Given instruction:
In the entries below, identify every line with the string "January" and copy it.

Records excerpted from a collection:
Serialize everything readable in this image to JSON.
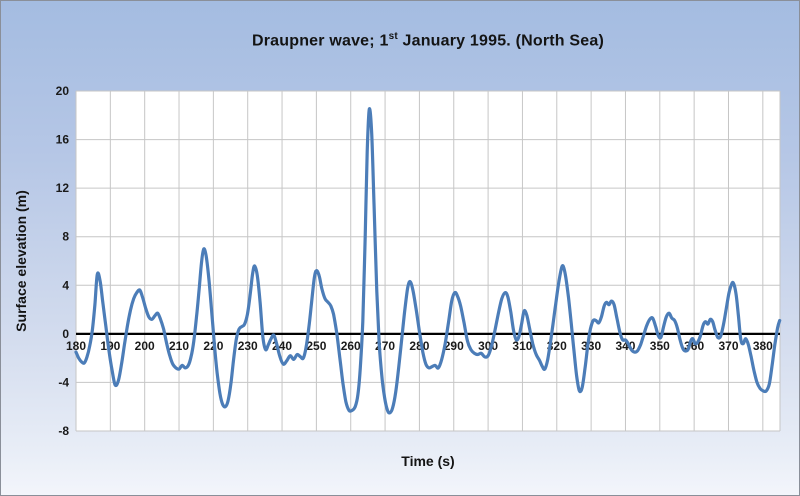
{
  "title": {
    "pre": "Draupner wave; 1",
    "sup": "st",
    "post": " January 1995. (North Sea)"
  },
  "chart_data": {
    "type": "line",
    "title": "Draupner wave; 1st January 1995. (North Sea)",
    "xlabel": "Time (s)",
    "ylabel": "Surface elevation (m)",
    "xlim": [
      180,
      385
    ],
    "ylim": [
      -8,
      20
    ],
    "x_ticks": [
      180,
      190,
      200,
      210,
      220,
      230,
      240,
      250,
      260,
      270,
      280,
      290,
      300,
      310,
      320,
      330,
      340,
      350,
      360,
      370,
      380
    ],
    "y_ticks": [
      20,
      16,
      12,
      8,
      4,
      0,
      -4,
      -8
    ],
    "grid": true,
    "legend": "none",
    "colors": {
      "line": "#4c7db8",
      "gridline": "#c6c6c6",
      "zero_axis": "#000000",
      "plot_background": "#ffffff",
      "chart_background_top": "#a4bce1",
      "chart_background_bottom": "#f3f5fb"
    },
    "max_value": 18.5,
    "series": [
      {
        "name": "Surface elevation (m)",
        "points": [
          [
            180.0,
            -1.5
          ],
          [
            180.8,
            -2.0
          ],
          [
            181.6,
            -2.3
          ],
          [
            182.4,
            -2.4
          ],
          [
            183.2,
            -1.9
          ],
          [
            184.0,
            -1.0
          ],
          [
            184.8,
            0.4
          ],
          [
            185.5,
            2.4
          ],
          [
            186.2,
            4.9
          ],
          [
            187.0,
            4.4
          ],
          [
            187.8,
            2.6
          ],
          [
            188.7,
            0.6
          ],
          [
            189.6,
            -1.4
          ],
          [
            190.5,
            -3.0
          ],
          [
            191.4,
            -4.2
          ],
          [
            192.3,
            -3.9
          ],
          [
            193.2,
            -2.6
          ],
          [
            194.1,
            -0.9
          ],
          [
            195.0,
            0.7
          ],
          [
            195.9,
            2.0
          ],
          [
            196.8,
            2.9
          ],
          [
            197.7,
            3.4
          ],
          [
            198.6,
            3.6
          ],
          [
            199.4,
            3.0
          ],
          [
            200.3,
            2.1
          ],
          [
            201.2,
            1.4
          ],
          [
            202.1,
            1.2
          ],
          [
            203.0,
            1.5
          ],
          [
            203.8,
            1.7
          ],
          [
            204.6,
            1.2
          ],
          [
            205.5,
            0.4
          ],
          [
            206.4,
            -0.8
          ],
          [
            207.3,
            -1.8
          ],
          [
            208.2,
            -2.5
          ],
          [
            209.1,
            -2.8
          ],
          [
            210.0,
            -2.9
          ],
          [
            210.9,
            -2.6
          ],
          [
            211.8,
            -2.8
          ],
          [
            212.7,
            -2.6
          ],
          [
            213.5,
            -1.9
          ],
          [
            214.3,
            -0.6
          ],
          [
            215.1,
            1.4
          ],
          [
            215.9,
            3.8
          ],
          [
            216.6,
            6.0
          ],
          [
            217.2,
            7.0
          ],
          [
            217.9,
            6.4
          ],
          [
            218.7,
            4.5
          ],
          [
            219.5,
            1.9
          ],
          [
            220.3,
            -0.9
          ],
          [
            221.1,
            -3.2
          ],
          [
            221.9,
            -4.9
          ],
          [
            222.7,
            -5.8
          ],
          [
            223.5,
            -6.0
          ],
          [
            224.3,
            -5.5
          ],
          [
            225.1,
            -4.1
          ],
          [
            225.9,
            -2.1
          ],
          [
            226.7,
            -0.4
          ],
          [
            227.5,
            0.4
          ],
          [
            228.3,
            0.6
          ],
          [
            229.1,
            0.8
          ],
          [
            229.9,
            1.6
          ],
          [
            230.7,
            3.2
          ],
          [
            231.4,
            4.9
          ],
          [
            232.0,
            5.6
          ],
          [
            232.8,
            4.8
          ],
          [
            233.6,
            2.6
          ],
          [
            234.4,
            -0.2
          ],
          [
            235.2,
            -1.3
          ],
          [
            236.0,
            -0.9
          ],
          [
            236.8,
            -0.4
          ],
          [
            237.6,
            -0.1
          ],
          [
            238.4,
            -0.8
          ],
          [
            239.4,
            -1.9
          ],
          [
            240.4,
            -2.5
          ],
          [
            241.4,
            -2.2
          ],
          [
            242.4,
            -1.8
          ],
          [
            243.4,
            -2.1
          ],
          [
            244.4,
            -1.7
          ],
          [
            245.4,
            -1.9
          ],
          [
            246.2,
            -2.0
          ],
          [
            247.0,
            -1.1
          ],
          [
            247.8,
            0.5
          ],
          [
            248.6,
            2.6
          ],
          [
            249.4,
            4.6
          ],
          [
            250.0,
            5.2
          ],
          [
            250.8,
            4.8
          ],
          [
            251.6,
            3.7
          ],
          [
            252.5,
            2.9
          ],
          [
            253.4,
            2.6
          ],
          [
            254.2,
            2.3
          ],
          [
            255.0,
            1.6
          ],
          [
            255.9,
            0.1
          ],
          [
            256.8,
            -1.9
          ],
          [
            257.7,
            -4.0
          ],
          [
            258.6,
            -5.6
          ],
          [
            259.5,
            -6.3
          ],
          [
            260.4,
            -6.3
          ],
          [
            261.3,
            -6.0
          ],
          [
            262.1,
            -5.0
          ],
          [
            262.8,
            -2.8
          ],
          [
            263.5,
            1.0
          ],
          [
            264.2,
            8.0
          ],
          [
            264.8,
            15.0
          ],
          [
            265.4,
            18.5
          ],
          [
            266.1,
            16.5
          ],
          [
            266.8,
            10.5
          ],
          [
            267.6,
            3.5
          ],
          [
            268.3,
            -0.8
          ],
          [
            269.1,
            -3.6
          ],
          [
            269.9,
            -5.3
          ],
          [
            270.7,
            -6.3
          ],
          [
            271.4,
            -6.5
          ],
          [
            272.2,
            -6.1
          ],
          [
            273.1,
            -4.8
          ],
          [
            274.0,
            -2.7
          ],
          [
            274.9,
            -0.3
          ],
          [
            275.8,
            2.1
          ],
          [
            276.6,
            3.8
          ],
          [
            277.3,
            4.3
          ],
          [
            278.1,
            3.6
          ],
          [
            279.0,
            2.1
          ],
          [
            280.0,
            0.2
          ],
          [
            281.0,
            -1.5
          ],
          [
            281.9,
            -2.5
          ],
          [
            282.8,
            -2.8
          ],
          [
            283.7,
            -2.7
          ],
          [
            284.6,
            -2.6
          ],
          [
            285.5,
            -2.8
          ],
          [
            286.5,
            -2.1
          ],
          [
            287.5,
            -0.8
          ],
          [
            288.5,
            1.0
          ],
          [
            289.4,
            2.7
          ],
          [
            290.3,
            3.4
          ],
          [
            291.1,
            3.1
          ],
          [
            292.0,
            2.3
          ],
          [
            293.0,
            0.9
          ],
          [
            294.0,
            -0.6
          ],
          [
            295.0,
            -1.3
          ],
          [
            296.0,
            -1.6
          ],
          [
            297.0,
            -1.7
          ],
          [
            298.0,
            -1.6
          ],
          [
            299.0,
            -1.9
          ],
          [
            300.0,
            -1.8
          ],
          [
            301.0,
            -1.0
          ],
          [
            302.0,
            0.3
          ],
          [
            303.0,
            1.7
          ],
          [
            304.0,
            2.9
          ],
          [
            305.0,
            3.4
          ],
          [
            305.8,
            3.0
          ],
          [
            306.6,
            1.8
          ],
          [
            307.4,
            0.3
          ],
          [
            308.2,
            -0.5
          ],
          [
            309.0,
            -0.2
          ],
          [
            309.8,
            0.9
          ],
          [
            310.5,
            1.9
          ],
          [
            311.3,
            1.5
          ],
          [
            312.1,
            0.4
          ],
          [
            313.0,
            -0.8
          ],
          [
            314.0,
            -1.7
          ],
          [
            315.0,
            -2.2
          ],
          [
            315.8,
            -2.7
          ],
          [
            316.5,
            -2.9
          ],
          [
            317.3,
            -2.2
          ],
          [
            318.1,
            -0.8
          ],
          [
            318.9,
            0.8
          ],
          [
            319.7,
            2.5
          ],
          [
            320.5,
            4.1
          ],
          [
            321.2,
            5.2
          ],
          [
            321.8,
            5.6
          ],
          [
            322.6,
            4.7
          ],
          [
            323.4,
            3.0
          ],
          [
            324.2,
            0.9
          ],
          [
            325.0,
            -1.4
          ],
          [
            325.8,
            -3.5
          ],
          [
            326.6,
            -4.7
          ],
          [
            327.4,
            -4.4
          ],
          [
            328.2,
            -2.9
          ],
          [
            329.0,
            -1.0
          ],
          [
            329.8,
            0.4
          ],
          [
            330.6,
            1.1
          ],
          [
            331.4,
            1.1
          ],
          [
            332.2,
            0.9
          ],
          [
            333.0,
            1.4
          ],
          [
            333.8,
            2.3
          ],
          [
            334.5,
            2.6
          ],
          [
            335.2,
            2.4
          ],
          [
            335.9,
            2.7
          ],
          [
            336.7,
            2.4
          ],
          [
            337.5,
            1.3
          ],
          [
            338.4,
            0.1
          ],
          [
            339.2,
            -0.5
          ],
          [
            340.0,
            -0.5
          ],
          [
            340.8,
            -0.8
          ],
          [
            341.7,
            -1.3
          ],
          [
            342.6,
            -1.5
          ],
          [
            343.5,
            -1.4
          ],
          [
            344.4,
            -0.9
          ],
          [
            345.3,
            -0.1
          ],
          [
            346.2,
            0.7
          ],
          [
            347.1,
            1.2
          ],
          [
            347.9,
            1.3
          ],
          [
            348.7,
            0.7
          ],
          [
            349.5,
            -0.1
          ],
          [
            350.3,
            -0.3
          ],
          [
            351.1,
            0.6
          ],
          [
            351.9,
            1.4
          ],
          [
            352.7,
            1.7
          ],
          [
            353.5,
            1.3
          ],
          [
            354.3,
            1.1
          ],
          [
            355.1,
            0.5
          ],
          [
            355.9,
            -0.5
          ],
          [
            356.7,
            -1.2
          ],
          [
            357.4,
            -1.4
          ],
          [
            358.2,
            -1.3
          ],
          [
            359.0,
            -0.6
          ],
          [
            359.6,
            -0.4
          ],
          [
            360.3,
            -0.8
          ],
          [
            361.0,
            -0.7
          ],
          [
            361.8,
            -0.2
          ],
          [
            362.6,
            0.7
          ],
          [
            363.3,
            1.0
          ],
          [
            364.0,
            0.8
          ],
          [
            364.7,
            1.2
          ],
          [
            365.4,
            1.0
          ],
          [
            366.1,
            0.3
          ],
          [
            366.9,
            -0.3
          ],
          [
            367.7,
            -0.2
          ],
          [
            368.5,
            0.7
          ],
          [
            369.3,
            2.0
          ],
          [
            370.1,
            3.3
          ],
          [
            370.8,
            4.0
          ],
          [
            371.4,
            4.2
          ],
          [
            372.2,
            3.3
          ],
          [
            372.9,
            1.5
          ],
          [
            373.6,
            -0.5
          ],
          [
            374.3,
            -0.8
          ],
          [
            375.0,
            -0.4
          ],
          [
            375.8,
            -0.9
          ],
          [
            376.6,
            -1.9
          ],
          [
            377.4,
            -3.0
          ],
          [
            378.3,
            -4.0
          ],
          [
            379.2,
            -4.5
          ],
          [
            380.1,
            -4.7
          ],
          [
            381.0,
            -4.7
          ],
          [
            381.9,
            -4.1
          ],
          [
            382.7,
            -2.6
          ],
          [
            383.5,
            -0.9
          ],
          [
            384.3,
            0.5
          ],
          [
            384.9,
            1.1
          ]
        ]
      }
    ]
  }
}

Written solution:
    "post": " January 1995. (North Sea)"
    "title": "Draupner wave; 1st January 1995. (North Sea)",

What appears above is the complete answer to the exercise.